-- RECORDS FOR THIS TASK --

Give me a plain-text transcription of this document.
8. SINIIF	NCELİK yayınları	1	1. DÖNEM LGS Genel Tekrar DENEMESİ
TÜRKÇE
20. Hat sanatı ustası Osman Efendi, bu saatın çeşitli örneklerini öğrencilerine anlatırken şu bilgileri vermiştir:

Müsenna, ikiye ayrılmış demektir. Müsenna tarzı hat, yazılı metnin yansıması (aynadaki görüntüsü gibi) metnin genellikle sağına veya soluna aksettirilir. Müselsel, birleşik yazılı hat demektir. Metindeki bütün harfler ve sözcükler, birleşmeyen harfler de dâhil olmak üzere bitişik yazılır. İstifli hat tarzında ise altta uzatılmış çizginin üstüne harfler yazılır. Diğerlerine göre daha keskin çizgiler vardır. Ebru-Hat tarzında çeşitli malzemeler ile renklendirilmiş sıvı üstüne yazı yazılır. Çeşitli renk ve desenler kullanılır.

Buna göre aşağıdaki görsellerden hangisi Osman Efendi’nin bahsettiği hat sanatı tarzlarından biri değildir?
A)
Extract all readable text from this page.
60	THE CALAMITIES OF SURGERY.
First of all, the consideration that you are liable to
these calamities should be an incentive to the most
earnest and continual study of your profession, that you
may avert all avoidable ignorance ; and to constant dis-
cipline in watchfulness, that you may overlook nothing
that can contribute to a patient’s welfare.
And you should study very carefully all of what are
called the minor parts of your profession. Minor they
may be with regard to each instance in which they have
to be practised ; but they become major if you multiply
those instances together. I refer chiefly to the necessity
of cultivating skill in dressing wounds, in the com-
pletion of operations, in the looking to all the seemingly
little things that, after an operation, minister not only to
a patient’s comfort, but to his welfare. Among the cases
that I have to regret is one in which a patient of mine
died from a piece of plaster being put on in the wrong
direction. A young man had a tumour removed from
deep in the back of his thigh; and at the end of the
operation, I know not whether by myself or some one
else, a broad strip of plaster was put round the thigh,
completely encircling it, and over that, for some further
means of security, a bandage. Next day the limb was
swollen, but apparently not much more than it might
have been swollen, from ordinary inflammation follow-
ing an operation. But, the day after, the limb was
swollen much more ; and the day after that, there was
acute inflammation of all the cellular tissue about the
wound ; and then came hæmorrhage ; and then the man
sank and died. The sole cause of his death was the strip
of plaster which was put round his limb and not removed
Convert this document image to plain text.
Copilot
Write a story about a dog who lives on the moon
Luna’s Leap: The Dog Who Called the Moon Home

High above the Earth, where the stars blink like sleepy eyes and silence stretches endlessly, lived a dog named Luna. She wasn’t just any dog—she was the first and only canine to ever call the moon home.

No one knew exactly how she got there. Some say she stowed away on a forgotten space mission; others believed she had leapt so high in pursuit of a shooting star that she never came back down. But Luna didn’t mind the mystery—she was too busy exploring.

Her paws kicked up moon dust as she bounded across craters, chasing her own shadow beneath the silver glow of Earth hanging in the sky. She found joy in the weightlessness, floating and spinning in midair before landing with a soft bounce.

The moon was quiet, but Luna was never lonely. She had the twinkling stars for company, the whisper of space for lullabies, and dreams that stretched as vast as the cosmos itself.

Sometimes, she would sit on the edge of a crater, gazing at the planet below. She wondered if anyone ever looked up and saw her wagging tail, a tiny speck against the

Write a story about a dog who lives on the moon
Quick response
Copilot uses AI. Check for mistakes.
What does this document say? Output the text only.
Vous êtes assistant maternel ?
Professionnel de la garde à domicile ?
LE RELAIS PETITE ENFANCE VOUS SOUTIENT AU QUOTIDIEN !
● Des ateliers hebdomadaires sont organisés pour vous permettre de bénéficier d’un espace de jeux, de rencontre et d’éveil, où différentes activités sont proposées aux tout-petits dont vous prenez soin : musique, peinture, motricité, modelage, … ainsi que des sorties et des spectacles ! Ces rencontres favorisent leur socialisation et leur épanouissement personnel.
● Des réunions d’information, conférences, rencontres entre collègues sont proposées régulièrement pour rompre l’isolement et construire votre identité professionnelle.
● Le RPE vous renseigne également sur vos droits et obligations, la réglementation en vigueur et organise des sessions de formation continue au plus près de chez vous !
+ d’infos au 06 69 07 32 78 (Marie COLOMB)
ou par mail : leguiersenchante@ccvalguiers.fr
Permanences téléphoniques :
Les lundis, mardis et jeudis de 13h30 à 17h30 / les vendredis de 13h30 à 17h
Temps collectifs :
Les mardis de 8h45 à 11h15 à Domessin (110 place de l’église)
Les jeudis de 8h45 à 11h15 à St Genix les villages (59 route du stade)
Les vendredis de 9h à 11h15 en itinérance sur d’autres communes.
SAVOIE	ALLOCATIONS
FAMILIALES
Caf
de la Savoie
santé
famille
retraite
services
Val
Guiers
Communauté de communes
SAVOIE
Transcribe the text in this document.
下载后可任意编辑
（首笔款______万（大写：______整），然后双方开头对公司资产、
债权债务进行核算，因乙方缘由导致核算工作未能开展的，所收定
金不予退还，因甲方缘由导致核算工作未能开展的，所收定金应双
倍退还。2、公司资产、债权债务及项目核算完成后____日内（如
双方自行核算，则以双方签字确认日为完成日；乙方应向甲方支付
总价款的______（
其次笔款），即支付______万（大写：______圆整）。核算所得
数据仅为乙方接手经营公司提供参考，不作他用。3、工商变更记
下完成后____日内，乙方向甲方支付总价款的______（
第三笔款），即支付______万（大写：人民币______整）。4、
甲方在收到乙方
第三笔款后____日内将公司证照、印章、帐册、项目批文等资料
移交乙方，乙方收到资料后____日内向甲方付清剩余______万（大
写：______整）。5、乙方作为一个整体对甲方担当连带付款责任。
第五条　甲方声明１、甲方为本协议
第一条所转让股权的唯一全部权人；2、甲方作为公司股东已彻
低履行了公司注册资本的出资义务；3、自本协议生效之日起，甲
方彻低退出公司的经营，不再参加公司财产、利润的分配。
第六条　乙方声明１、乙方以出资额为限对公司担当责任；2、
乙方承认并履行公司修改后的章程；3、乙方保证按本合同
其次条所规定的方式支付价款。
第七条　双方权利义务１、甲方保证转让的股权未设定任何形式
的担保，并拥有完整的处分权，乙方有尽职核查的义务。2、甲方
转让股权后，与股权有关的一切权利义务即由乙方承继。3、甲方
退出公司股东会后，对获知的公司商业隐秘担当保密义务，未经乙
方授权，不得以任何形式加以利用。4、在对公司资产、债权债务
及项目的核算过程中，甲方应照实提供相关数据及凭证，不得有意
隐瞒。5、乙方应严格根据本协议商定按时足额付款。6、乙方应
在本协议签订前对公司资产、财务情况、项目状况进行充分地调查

-- YOUR GOAL --
Return all the data exactly as given.

-- THE COMPLETED TASK --
Give me a plain-text transcription of this document.
8. SINIIF	NCELİK yayınları	1	1. DÖNEM LGS Genel Tekrar DENEMESİ
TÜRKÇE
20. Hat sanatı ustası Osman Efendi, bu saatın çeşitli örneklerini öğrencilerine anlatırken şu bilgileri vermiştir:

Müsenna, ikiye ayrılmış demektir. Müsenna tarzı hat, yazılı metnin yansıması (aynadaki görüntüsü gibi) metnin genellikle sağına veya soluna aksettirilir. Müselsel, birleşik yazılı hat demektir. Metindeki bütün harfler ve sözcükler, birleşmeyen harfler de dâhil olmak üzere bitişik yazılır. İstifli hat tarzında ise altta uzatılmış çizginin üstüne harfler yazılır. Diğerlerine göre daha keskin çizgiler vardır. Ebru-Hat tarzında çeşitli malzemeler ile renklendirilmiş sıvı üstüne yazı yazılır. Çeşitli renk ve desenler kullanılır.

Buna göre aşağıdaki görsellerden hangisi Osman Efendi’nin bahsettiği hat sanatı tarzlarından biri değildir?
A)
Extract all readable text from this page.
60	THE CALAMITIES OF SURGERY.
First of all, the consideration that you are liable to
these calamities should be an incentive to the most
earnest and continual study of your profession, that you
may avert all avoidable ignorance ; and to constant dis-
cipline in watchfulness, that you may overlook nothing
that can contribute to a patient’s welfare.
And you should study very carefully all of what are
called the minor parts of your profession. Minor they
may be with regard to each instance in which they have
to be practised ; but they become major if you multiply
those instances together. I refer chiefly to the necessity
of cultivating skill in dressing wounds, in the com-
pletion of operations, in the looking to all the seemingly
little things that, after an operation, minister not only to
a patient’s comfort, but to his welfare. Among the cases
that I have to regret is one in which a patient of mine
died from a piece of plaster being put on in the wrong
direction. A young man had a tumour removed from
deep in the back of his thigh; and at the end of the
operation, I know not whether by myself or some one
else, a broad strip of plaster was put round the thigh,
completely encircling it, and over that, for some further
means of security, a bandage. Next day the limb was
swollen, but apparently not much more than it might
have been swollen, from ordinary inflammation follow-
ing an operation. But, the day after, the limb was
swollen much more ; and the day after that, there was
acute inflammation of all the cellular tissue about the
wound ; and then came hæmorrhage ; and then the man
sank and died. The sole cause of his death was the strip
of plaster which was put round his limb and not removed
Convert this document image to plain text.
Copilot
Write a story about a dog who lives on the moon
Luna’s Leap: The Dog Who Called the Moon Home

High above the Earth, where the stars blink like sleepy eyes and silence stretches endlessly, lived a dog named Luna. She wasn’t just any dog—she was the first and only canine to ever call the moon home.

No one knew exactly how she got there. Some say she stowed away on a forgotten space mission; others believed she had leapt so high in pursuit of a shooting star that she never came back down. But Luna didn’t mind the mystery—she was too busy exploring.

Her paws kicked up moon dust as she bounded across craters, chasing her own shadow beneath the silver glow of Earth hanging in the sky. She found joy in the weightlessness, floating and spinning in midair before landing with a soft bounce.

The moon was quiet, but Luna was never lonely. She had the twinkling stars for company, the whisper of space for lullabies, and dreams that stretched as vast as the cosmos itself.

Sometimes, she would sit on the edge of a crater, gazing at the planet below. She wondered if anyone ever looked up and saw her wagging tail, a tiny speck against the

Write a story about a dog who lives on the moon
Quick response
Copilot uses AI. Check for mistakes.
What does this document say? Output the text only.
Vous êtes assistant maternel ?
Professionnel de la garde à domicile ?
LE RELAIS PETITE ENFANCE VOUS SOUTIENT AU QUOTIDIEN !
● Des ateliers hebdomadaires sont organisés pour vous permettre de bénéficier d’un espace de jeux, de rencontre et d’éveil, où différentes activités sont proposées aux tout-petits dont vous prenez soin : musique, peinture, motricité, modelage, … ainsi que des sorties et des spectacles ! Ces rencontres favorisent leur socialisation et leur épanouissement personnel.
● Des réunions d’information, conférences, rencontres entre collègues sont proposées régulièrement pour rompre l’isolement et construire votre identité professionnelle.
● Le RPE vous renseigne également sur vos droits et obligations, la réglementation en vigueur et organise des sessions de formation continue au plus près de chez vous !
+ d’infos au 06 69 07 32 78 (Marie COLOMB)
ou par mail : leguiersenchante@ccvalguiers.fr
Permanences téléphoniques :
Les lundis, mardis et jeudis de 13h30 à 17h30 / les vendredis de 13h30 à 17h
Temps collectifs :
Les mardis de 8h45 à 11h15 à Domessin (110 place de l’église)
Les jeudis de 8h45 à 11h15 à St Genix les villages (59 route du stade)
Les vendredis de 9h à 11h15 en itinérance sur d’autres communes.
SAVOIE	ALLOCATIONS
FAMILIALES
Caf
de la Savoie
santé
famille
retraite
services
Val
Guiers
Communauté de communes
SAVOIE
Transcribe the text in this document.
下载后可任意编辑
（首笔款______万（大写：______整），然后双方开头对公司资产、
债权债务进行核算，因乙方缘由导致核算工作未能开展的，所收定
金不予退还，因甲方缘由导致核算工作未能开展的，所收定金应双
倍退还。2、公司资产、债权债务及项目核算完成后____日内（如
双方自行核算，则以双方签字确认日为完成日；乙方应向甲方支付
总价款的______（
其次笔款），即支付______万（大写：______圆整）。核算所得
数据仅为乙方接手经营公司提供参考，不作他用。3、工商变更记
下完成后____日内，乙方向甲方支付总价款的______（
第三笔款），即支付______万（大写：人民币______整）。4、
甲方在收到乙方
第三笔款后____日内将公司证照、印章、帐册、项目批文等资料
移交乙方，乙方收到资料后____日内向甲方付清剩余______万（大
写：______整）。5、乙方作为一个整体对甲方担当连带付款责任。
第五条　甲方声明１、甲方为本协议
第一条所转让股权的唯一全部权人；2、甲方作为公司股东已彻
低履行了公司注册资本的出资义务；3、自本协议生效之日起，甲
方彻低退出公司的经营，不再参加公司财产、利润的分配。
第六条　乙方声明１、乙方以出资额为限对公司担当责任；2、
乙方承认并履行公司修改后的章程；3、乙方保证按本合同
其次条所规定的方式支付价款。
第七条　双方权利义务１、甲方保证转让的股权未设定任何形式
的担保，并拥有完整的处分权，乙方有尽职核查的义务。2、甲方
转让股权后，与股权有关的一切权利义务即由乙方承继。3、甲方
退出公司股东会后，对获知的公司商业隐秘担当保密义务，未经乙
方授权，不得以任何形式加以利用。4、在对公司资产、债权债务
及项目的核算过程中，甲方应照实提供相关数据及凭证，不得有意
隐瞒。5、乙方应严格根据本协议商定按时足额付款。6、乙方应
在本协议签订前对公司资产、财务情况、项目状况进行充分地调查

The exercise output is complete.